* Begin Document text *
That means that each and every country needs to pull its weight. When President Bush states that you’re either with us or with the terrorists, it was a less than subtle way of stating that neutrality is not an option in this war. Groups like al-Qaeda will find purchase wherever they can, including the West. The September 11 attacks were planned in Hamburg and Kuala Lumpur, along with Kandahar and Quetta. A country that does not take the threat of terrorism seriously could well end up being the spawning ground for the next attack.

NATO’s focus on collective defense needs to shift to meet the realities of the 21st Century. Inclusion of front-line states like Israel, Afghanistan, and Iraq into a collective defense framework should be a priority for fighting terrorism. If the EU wishes to have a rapid-reaction force that can respond to terrorist incidents, the US should provide them with support towards that end. Front-line countries should be strengthened so that they can fight off terrorist threats and prevent groups like al-Qaeda from reforming in their territories. Countries like Iran should face a unified opposition that stands strongly and firmly against unstable regimes obtaining nuclear weapons. Networks like the A.Q. Khan nuclear proliferation network have destabilized our globe, and we need to ensure that such a network never starts up again.
* End Document text *
* **Requirement a**: Reproduce everything in the rows from the line containing "band-line-spin-down <box>153 337" down to the line containing "band-line-spin-up <box>153 218 1153 239</box>", with both of those lines included.
* Begin Information supplied *
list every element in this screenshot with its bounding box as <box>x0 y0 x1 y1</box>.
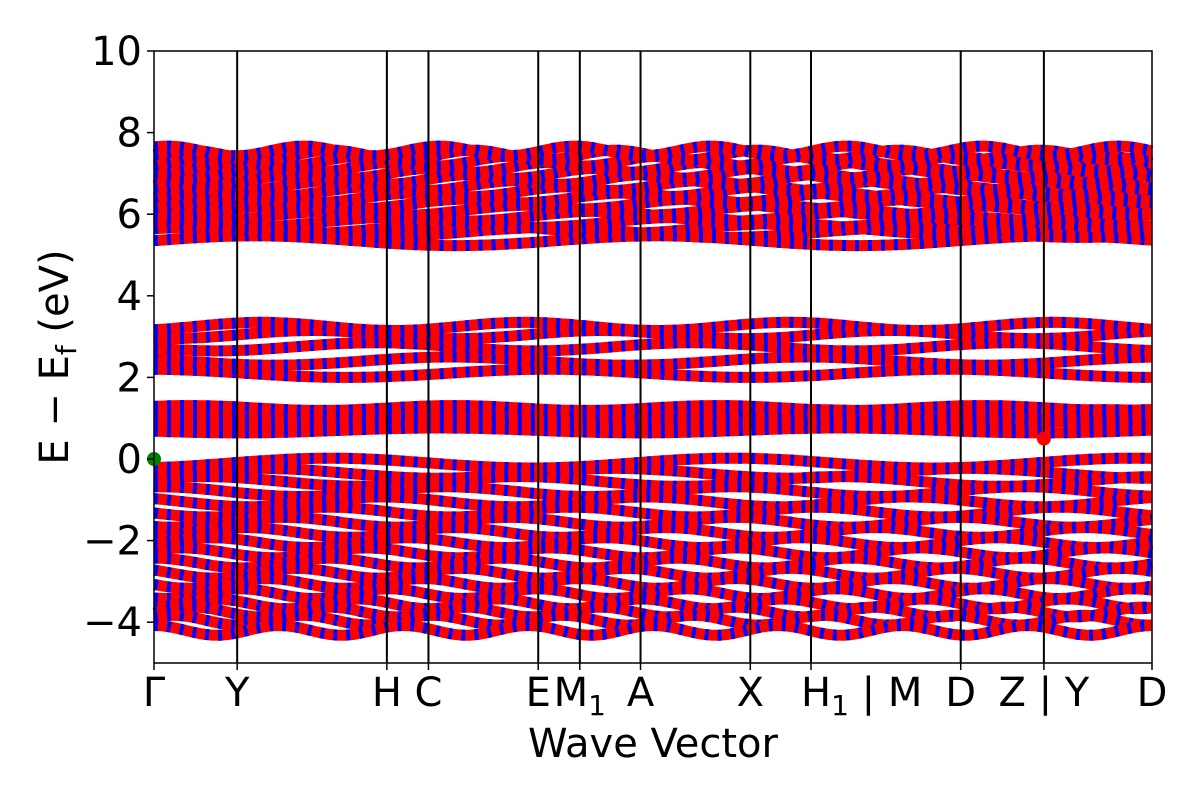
band-line-spin-down <box>153 337 1153 357</box>
x-tick-label: Z | Y <box>999 670 1090 716</box>
band-line-spin-down <box>153 552 1153 574</box>
x-tick-label: C <box>414 670 442 716</box>
y-tick-label: 4 <box>117 274 142 320</box>
band-line-spin-down <box>153 400 1153 416</box>
y-axis-label-unit: (eV) <box>32 249 78 345</box>
y-axis-label: E − Ef (eV) <box>32 249 83 464</box>
x-axis-label: Wave Vector <box>528 721 779 767</box>
x-tick-label: M1 <box>554 670 606 722</box>
plot-frame <box>153 50 1153 664</box>
band-line-spin-down <box>153 316 1153 337</box>
band-line-spin-up <box>153 351 1153 371</box>
x-tick-label: Γ <box>143 670 166 716</box>
band-line-spin-up <box>153 325 1153 345</box>
cbm-marker <box>1036 431 1051 446</box>
bands-layer <box>152 140 1154 641</box>
x-tick-label: D <box>1137 670 1168 716</box>
x-tick-label: D <box>945 670 976 716</box>
y-tick-label: 6 <box>117 192 142 238</box>
y-axis-label-sub: f <box>50 344 83 355</box>
band-line-spin-down <box>153 140 1154 162</box>
band-line-spin-down <box>154 156 1153 178</box>
band-line-spin-down <box>153 583 1153 605</box>
band-line-spin-up <box>153 511 1153 533</box>
x-tick-label: Y <box>224 670 250 716</box>
extrema-markers <box>147 431 1051 466</box>
y-tick-label: 8 <box>117 111 142 157</box>
band-line-spin-down <box>153 532 1153 554</box>
x-tick-label: H <box>372 670 402 716</box>
band-line-spin-up <box>154 481 1153 502</box>
band-line-spin-down <box>152 601 1153 623</box>
band-line-spin-up <box>153 230 1153 252</box>
band-line-spin-up <box>153 422 1153 439</box>
band-line-spin-up <box>153 400 1153 416</box>
y-tick-label: 10 <box>91 29 142 75</box>
band-line-spin-up <box>153 462 1152 484</box>
y-axis-label-main: E − E <box>32 355 78 465</box>
x-tick-label: H1 | M <box>801 670 922 722</box>
band-line-spin-up <box>153 404 1153 420</box>
x-tick-label: A <box>627 670 655 716</box>
kpoint-divider-lines <box>236 51 1045 663</box>
x-tick-label: E <box>526 670 551 716</box>
band-line-spin-up <box>153 205 1153 227</box>
y-tick-label: 2 <box>117 355 142 401</box>
y-axis-ticks: −4 −2 0 2 4 6 8 10 <box>83 29 154 646</box>
band-line-spin-up <box>153 416 1153 433</box>
band-line-spin-down <box>153 562 1153 584</box>
y-tick-label: −4 <box>83 600 142 646</box>
band-line-spin-up <box>153 193 1153 215</box>
band-line-spin-up <box>153 218 1153 239</box>
y-tick-label: 0 <box>117 437 142 483</box>
band-line-spin-down <box>153 462 1152 484</box>
band-line-spin-up <box>153 337 1153 357</box>
band-line-spin-up <box>153 316 1153 337</box>
y-tick-label: −2 <box>83 519 142 565</box>
band-line-spin-up <box>153 491 1153 513</box>
band-line-spin-down <box>153 351 1153 371</box>
x-axis-ticks: Γ Y H C E M1 A X H1 | M D Z | Y D <box>143 663 1168 722</box>
x-tick-label: X <box>737 670 764 716</box>
band-line-spin-down <box>153 619 1153 641</box>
* End Information supplied *
* **Requirement b**: According to the passage on terrorism and collective defense, in which cities were the September 11 attacks planned?

* **Worked answer a**:
band-line-spin-down <box>153 337 1153 357</box>
x-tick-label: Z | Y <box>999 670 1090 716</box>
band-line-spin-down <box>153 552 1153 574</box>
x-tick-label: C <box>414 670 442 716</box>
y-tick-label: 4 <box>117 274 142 320</box>
band-line-spin-down <box>153 400 1153 416</box>
y-axis-label-unit: (eV) <box>32 249 78 345</box>
y-axis-label: E − Ef (eV) <box>32 249 83 464</box>
x-axis-label: Wave Vector <box>528 721 779 767</box>
x-tick-label: M1 <box>554 670 606 722</box>
plot-frame <box>153 50 1153 664</box>
band-line-spin-down <box>153 316 1153 337</box>
band-line-spin-up <box>153 351 1153 371</box>
x-tick-label: Γ <box>143 670 166 716</box>
band-line-spin-up <box>153 325 1153 345</box>
cbm-marker <box>1036 431 1051 446</box>
bands-layer <box>152 140 1154 641</box>
x-tick-label: D <box>1137 670 1168 716</box>
x-tick-label: D <box>945 670 976 716</box>
y-tick-label: 6 <box>117 192 142 238</box>
y-axis-label-sub: f <box>50 344 83 355</box>
band-line-spin-down <box>153 140 1154 162</box>
band-line-spin-down <box>154 156 1153 178</box>
band-line-spin-down <box>153 583 1153 605</box>
band-line-spin-up <box>153 511 1153 533</box>
x-tick-label: Y <box>224 670 250 716</box>
extrema-markers <box>147 431 1051 466</box>
y-tick-label: 8 <box>117 111 142 157</box>
band-line-spin-down <box>153 532 1153 554</box>
x-tick-label: H <box>372 670 402 716</box>
band-line-spin-up <box>154 481 1153 502</box>
band-line-spin-down <box>152 601 1153 623</box>
band-line-spin-up <box>153 230 1153 252</box>
band-line-spin-up <box>153 422 1153 439</box>
band-line-spin-up <box>153 400 1153 416</box>
y-tick-label: 10 <box>91 29 142 75</box>
band-line-spin-up <box>153 462 1152 484</box>
y-axis-label-main: E − E <box>32 355 78 465</box>
x-tick-label: H1 | M <box>801 670 922 722</box>
band-line-spin-up <box>153 404 1153 420</box>
x-tick-label: A <box>627 670 655 716</box>
kpoint-divider-lines <box>236 51 1045 663</box>
x-tick-label: E <box>526 670 551 716</box>
band-line-spin-up <box>153 205 1153 227</box>
y-tick-label: 2 <box>117 355 142 401</box>
y-axis-ticks: −4 −2 0 2 4 6 8 10 <box>83 29 154 646</box>
band-line-spin-up <box>153 416 1153 433</box>
band-line-spin-down <box>153 562 1153 584</box>
y-tick-label: −4 <box>83 600 142 646</box>
band-line-spin-up <box>153 193 1153 215</box>
band-line-spin-up <box>153 218 1153 239</box>

* **Worked answer b**: Hamburg, Kuala Lumpur, Kandahar, and Quetta.